Figure data in JSON
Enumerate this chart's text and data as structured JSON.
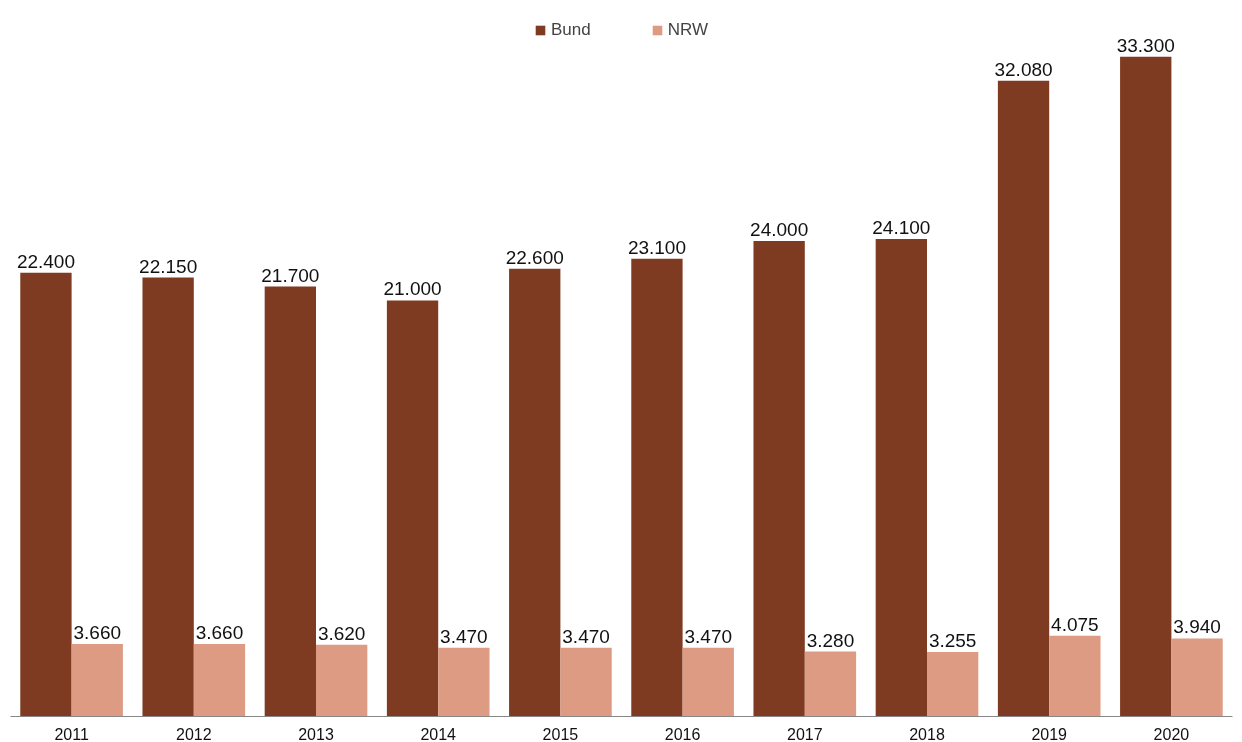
{
  "chart_data": {
    "type": "bar",
    "categories": [
      "2011",
      "2012",
      "2013",
      "2014",
      "2015",
      "2016",
      "2017",
      "2018",
      "2019",
      "2020"
    ],
    "series": [
      {
        "name": "Bund",
        "color": "#7f3a22",
        "values": [
          22400,
          22150,
          21700,
          21000,
          22600,
          23100,
          24000,
          24100,
          32080,
          33300
        ],
        "value_labels": [
          "22.400",
          "22.150",
          "21.700",
          "21.000",
          "22.600",
          "23.100",
          "24.000",
          "24.100",
          "32.080",
          "33.300"
        ]
      },
      {
        "name": "NRW",
        "color": "#dd9b83",
        "values": [
          3660,
          3660,
          3620,
          3470,
          3470,
          3470,
          3280,
          3255,
          4075,
          3940
        ],
        "value_labels": [
          "3.660",
          "3.660",
          "3.620",
          "3.470",
          "3.470",
          "3.470",
          "3.280",
          "3.255",
          "4.075",
          "3.940"
        ]
      }
    ],
    "legend": "top",
    "grid": false
  }
}
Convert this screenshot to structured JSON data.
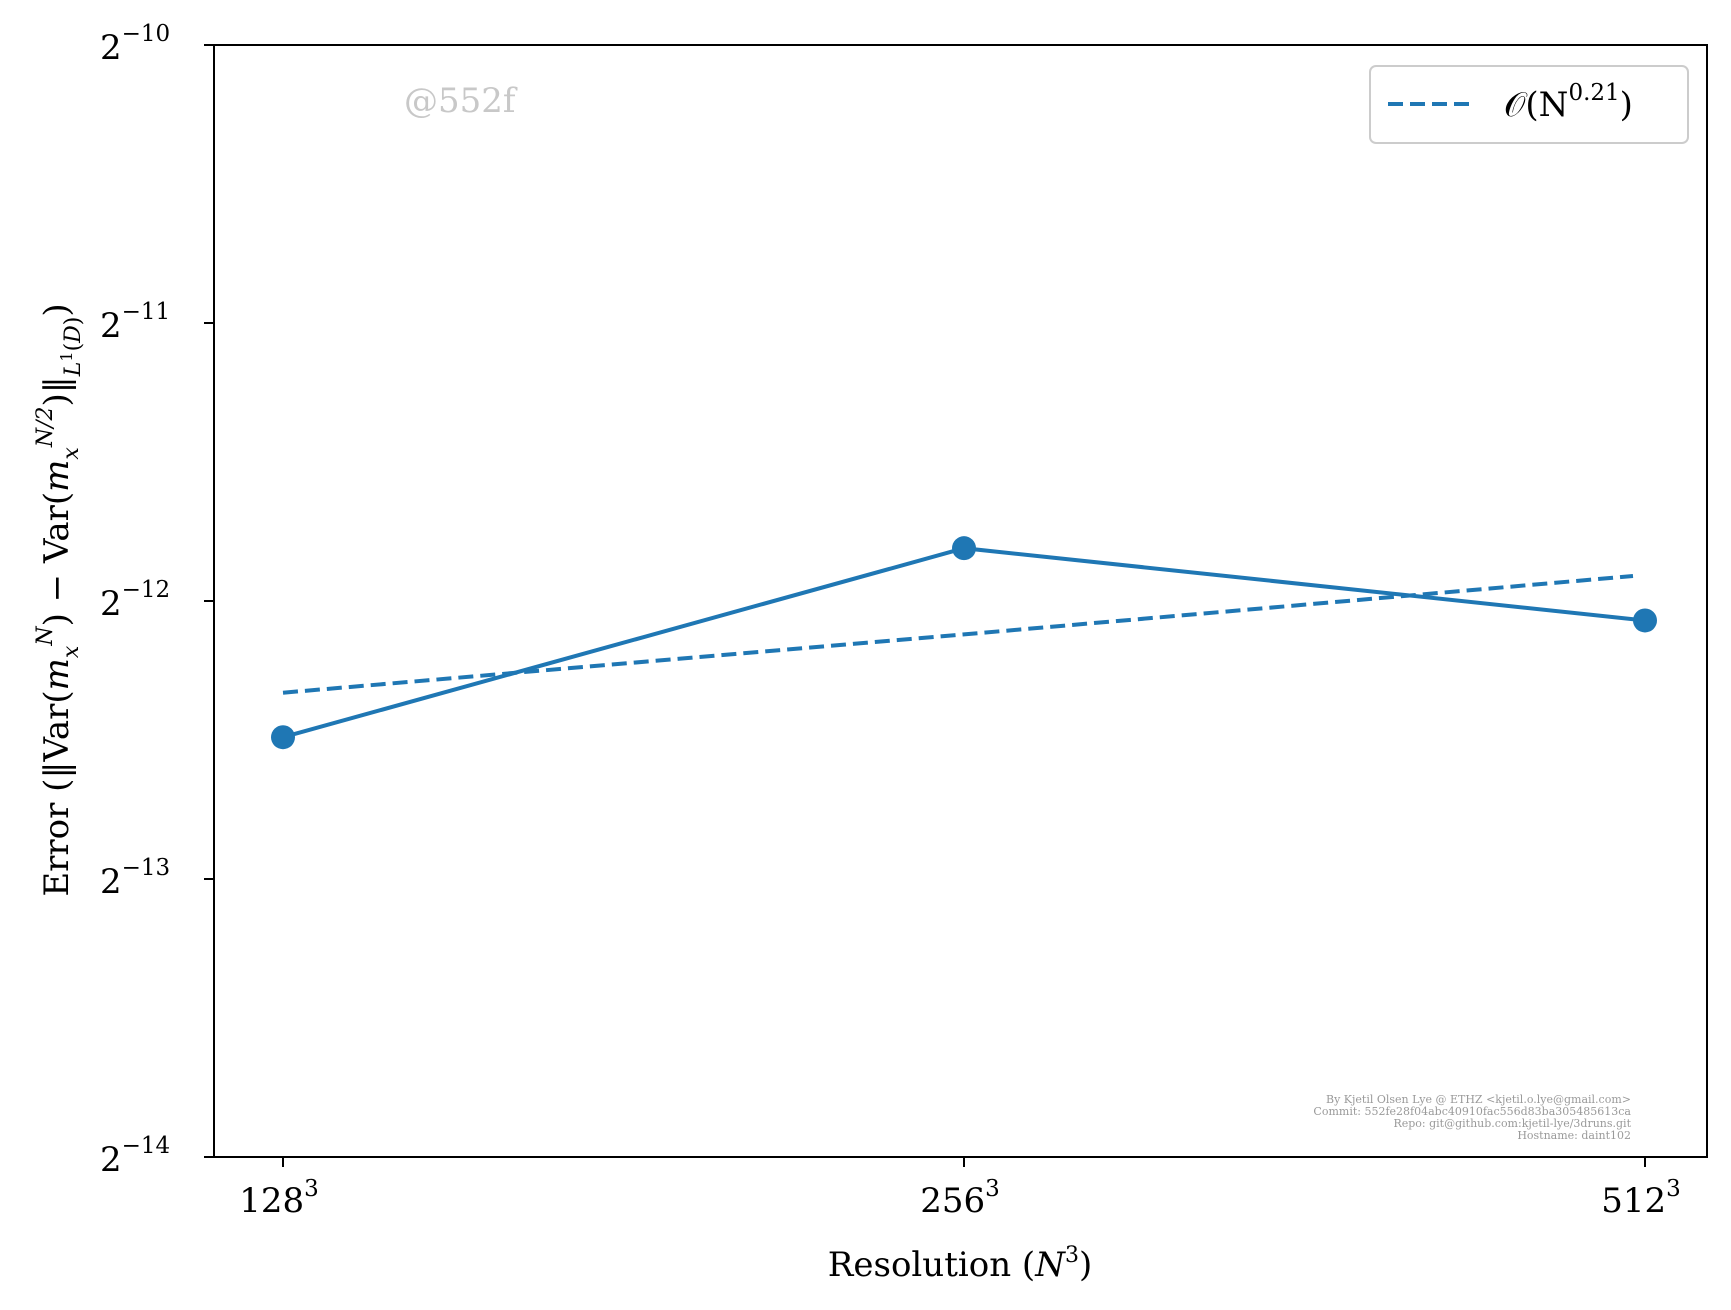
{
  "chart_data": {
    "type": "line",
    "x_scale": "log2",
    "y_scale": "log2",
    "x": [
      128,
      256,
      512
    ],
    "x_tick_base": [
      "128",
      "256",
      "512"
    ],
    "x_tick_exp": "3",
    "ylim_exponent": [
      -14,
      -10
    ],
    "y_tick_base": "2",
    "y_tick_exps": [
      "−14",
      "−13",
      "−12",
      "−11",
      "−10"
    ],
    "xlabel": "Resolution (N³)",
    "ylabel": "Error (||Var(mₓᴺ) − Var(mₓᴺᐟ²)||L¹(D))",
    "series": [
      {
        "values_log2": [
          -12.49,
          -11.81,
          -12.07
        ],
        "color": "#1f77b4",
        "style": "solid",
        "marker": "circle"
      },
      {
        "name": "𝒪(N^0.21)",
        "values_log2": [
          -12.33,
          -12.12,
          -11.91
        ],
        "color": "#1f77b4",
        "style": "dashed"
      }
    ],
    "legend": {
      "position": "top-right",
      "label": "𝒪(N",
      "label_exp": "0.21",
      "label_close": ")"
    },
    "grid": false
  },
  "watermark": "@552f",
  "metadata_lines": [
    "By Kjetil Olsen Lye @ ETHZ <kjetil.o.lye@gmail.com>",
    "Commit: 552fe28f04abc40910fac556d83ba305485613ca",
    "Repo: git@github.com:kjetil-lye/3druns.git",
    "Hostname: daint102"
  ]
}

### OBJECTIVE:
Reproduce nothing but the lines that run from the line containing "Convert this screenshot" through the last line of the records, inclusive. Omit the pictures.

### CORRECT ANSWER:
Convert this screenshot to structured JSON data.
{
  "chart_data": {
    "type": "line",
    "x_scale": "log2",
    "y_scale": "log2",
    "x": [
      128,
      256,
      512
    ],
    "x_tick_base": [
      "128",
      "256",
      "512"
    ],
    "x_tick_exp": "3",
    "ylim_exponent": [
      -14,
      -10
    ],
    "y_tick_base": "2",
    "y_tick_exps": [
      "−14",
      "−13",
      "−12",
      "−11",
      "−10"
    ],
    "xlabel": "Resolution (N³)",
    "ylabel": "Error (||Var(mₓᴺ) − Var(mₓᴺᐟ²)||L¹(D))",
    "series": [
      {
        "values_log2": [
          -12.49,
          -11.81,
          -12.07
        ],
        "color": "#1f77b4",
        "style": "solid",
        "marker": "circle"
      },
      {
        "name": "𝒪(N^0.21)",
        "values_log2": [
          -12.33,
          -12.12,
          -11.91
        ],
        "color": "#1f77b4",
        "style": "dashed"
      }
    ],
    "legend": {
      "position": "top-right",
      "label": "𝒪(N",
      "label_exp": "0.21",
      "label_close": ")"
    },
    "grid": false
  },
  "watermark": "@552f",
  "metadata_lines": [
    "By Kjetil Olsen Lye @ ETHZ <kjetil.o.lye@gmail.com>",
    "Commit: 552fe28f04abc40910fac556d83ba305485613ca",
    "Repo: git@github.com:kjetil-lye/3druns.git",
    "Hostname: daint102"
  ]
}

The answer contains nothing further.